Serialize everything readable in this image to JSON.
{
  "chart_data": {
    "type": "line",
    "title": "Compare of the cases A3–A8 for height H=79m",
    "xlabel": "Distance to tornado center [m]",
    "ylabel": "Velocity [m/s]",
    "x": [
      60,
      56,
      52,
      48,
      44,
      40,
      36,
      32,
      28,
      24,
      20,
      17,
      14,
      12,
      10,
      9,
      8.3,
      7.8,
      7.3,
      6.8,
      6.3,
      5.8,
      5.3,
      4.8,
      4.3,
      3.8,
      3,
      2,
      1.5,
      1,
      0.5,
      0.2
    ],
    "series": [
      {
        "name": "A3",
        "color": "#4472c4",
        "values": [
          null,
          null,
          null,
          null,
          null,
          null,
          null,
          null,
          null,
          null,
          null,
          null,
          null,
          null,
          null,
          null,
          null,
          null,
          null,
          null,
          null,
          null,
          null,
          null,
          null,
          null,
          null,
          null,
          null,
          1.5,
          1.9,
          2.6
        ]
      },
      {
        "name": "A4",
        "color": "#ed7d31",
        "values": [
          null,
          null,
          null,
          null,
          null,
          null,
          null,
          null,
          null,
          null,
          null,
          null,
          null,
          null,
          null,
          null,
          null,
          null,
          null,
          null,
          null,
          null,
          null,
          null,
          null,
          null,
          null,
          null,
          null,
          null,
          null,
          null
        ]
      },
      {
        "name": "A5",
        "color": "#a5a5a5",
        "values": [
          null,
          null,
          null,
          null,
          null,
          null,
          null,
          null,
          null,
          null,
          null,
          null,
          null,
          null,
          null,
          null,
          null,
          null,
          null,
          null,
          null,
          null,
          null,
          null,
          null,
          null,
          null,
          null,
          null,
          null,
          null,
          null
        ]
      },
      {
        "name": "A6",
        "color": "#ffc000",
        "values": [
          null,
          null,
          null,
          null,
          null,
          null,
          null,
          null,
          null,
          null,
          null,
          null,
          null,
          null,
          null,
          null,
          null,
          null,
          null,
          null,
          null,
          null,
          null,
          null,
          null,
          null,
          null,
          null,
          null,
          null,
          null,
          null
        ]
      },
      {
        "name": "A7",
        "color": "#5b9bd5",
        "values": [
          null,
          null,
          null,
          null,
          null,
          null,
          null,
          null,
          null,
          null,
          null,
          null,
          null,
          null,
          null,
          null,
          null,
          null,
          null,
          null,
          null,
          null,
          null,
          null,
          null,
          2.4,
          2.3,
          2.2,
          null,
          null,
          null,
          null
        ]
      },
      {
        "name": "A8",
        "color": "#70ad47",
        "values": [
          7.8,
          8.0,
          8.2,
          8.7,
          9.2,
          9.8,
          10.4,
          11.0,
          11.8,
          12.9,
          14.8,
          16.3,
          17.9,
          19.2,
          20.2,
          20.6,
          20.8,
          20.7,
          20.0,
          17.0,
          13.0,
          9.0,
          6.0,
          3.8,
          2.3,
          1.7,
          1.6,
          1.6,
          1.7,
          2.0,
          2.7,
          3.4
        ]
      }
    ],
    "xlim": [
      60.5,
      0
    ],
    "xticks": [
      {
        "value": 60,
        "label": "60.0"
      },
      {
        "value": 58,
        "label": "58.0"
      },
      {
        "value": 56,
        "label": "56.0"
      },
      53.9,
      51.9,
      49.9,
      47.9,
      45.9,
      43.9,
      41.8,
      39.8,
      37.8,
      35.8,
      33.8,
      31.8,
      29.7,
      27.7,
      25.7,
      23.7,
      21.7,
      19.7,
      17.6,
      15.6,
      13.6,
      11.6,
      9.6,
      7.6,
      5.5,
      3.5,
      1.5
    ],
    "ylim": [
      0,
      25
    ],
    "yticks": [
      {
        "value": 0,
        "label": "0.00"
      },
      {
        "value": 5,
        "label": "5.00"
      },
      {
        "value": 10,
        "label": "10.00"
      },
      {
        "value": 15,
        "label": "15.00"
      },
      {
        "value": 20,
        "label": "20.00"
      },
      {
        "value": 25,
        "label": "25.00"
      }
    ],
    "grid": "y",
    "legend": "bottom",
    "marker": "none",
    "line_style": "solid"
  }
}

INSTRUCTIONS TO FOLLOW
Find every line that has "name" in it, then return those lines.

ANSWER IN FULL
        "name": "A3",
        "name": "A4",
        "name": "A5",
        "name": "A6",
        "name": "A7",
        "name": "A8",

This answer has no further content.